- [WHAT YOU ARE ASKED TO DO] Do any lines in the data below contain "solo"? If so, copy every one of them.

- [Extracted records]
=-=-=-=-=

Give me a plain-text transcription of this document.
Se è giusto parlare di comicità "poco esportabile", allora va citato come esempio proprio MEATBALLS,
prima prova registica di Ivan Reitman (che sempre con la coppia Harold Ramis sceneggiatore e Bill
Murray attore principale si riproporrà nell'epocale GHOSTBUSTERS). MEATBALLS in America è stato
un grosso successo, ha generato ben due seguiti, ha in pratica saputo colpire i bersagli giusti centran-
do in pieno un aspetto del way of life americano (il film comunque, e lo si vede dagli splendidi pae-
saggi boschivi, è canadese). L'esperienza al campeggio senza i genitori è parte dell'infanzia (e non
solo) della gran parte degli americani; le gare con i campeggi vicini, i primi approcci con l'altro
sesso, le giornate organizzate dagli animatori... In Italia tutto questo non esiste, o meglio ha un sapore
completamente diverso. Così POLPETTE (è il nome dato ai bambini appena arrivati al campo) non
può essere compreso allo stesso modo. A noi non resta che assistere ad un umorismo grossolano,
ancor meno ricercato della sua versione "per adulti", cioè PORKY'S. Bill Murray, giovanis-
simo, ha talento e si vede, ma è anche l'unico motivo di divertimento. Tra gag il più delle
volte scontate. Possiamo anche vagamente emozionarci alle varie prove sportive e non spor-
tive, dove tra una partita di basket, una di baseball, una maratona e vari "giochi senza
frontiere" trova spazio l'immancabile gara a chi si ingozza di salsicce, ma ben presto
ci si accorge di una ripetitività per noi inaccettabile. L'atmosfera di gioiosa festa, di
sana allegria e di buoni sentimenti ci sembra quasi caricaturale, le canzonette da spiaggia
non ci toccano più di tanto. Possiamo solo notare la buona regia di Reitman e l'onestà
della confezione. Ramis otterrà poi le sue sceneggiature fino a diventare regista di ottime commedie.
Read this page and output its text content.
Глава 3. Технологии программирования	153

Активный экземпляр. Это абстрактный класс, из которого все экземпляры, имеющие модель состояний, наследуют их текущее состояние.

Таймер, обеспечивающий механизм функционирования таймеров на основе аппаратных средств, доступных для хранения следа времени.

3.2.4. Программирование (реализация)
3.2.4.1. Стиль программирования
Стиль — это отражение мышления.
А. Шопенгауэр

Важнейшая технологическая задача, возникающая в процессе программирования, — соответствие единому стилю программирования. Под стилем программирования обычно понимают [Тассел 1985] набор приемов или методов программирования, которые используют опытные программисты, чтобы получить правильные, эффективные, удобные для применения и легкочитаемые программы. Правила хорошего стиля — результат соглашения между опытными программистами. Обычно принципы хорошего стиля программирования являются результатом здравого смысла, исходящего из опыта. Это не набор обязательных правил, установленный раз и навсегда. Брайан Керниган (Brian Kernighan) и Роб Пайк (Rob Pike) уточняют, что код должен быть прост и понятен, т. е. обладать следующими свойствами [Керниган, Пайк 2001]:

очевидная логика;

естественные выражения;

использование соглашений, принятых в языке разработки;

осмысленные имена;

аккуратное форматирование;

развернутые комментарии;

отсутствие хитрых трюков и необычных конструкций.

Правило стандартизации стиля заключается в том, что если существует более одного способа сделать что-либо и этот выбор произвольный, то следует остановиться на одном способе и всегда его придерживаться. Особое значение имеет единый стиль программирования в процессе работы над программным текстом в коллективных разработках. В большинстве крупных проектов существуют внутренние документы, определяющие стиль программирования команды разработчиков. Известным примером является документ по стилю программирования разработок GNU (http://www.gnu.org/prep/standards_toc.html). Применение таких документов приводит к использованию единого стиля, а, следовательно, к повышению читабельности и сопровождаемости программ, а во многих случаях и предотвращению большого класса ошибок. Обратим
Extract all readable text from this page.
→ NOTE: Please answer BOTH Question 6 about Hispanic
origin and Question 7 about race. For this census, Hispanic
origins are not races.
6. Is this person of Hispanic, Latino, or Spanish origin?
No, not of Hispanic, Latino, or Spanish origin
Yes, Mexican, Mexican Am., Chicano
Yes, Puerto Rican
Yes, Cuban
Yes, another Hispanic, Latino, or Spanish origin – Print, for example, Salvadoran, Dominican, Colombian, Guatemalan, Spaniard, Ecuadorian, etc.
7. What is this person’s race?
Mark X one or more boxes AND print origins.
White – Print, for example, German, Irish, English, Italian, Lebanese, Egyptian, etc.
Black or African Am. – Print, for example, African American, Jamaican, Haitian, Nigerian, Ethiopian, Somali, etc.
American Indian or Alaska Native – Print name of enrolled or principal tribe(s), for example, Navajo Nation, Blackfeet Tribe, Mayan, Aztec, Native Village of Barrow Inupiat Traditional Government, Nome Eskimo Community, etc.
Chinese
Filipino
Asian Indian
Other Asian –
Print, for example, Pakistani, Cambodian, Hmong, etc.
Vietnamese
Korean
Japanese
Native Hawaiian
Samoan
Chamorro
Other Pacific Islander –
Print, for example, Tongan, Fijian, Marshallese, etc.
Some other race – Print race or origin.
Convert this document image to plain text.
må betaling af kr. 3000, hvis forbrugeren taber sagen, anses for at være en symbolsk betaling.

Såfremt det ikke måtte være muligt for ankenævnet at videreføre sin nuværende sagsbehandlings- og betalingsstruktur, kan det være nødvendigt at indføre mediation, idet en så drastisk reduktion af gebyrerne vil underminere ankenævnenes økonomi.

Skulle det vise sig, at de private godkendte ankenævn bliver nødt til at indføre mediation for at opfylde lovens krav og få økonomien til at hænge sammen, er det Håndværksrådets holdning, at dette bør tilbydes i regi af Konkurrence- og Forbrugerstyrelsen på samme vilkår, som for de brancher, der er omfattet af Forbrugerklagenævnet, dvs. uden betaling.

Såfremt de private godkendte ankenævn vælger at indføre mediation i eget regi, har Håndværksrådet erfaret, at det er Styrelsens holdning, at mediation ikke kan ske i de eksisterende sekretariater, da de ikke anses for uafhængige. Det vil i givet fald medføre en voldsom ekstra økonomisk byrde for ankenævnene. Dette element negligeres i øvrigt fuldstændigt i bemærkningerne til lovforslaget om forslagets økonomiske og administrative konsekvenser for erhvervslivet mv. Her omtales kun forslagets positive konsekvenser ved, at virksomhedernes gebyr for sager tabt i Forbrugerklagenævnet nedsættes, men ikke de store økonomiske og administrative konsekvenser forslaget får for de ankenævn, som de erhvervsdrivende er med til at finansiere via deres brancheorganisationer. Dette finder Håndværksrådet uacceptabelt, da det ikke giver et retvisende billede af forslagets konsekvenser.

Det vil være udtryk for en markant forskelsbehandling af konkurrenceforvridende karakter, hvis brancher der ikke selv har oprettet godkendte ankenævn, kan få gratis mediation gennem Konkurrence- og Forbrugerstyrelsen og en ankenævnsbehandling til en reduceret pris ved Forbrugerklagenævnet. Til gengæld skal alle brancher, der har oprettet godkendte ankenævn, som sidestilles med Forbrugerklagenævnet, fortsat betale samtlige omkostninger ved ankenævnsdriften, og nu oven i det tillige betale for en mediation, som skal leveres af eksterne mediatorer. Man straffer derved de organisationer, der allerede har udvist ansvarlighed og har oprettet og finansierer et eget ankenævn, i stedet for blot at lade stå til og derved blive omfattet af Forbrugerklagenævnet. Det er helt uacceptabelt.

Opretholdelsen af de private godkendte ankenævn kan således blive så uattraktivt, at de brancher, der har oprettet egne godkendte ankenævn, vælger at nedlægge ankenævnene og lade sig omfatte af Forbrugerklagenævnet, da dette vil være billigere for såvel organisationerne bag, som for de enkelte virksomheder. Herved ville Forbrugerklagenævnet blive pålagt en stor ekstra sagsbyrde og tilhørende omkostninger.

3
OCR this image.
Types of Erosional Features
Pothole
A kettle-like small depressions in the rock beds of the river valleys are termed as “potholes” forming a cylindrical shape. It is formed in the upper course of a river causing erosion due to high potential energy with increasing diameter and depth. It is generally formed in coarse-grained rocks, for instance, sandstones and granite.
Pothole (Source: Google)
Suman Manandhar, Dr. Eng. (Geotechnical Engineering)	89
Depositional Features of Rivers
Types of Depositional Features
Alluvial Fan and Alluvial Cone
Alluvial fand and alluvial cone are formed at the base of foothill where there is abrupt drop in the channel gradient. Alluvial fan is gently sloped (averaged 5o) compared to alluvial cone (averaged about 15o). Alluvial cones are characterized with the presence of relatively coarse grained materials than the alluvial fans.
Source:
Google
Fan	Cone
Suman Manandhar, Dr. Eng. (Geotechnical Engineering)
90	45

=-=-=-=-=

- [EXPECTED ANSWER]
solo) della gran parte degli americani; le gare con i campeggi vicini, i primi approcci con l'altro
non ci toccano più di tanto. Possiamo solo notare la buona regia di Reitman e l'onestà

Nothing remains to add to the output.